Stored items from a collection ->

..........

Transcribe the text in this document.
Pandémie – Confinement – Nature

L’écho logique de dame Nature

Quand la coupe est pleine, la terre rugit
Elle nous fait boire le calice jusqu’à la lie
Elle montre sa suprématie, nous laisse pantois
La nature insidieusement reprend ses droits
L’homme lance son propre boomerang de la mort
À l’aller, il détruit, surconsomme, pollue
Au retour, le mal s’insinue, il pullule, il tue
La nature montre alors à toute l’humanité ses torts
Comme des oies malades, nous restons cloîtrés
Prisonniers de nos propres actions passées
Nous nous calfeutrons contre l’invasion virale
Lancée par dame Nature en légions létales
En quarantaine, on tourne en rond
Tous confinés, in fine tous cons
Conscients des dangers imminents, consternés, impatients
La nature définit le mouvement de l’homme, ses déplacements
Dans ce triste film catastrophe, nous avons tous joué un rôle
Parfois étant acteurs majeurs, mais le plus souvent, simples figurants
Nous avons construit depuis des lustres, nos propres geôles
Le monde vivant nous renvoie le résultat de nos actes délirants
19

..........

To do ->
Identify the lines above with the word "dame". Copy them.

Expected answer ->
L’écho logique de dame Nature
Lancée par dame Nature en légions létales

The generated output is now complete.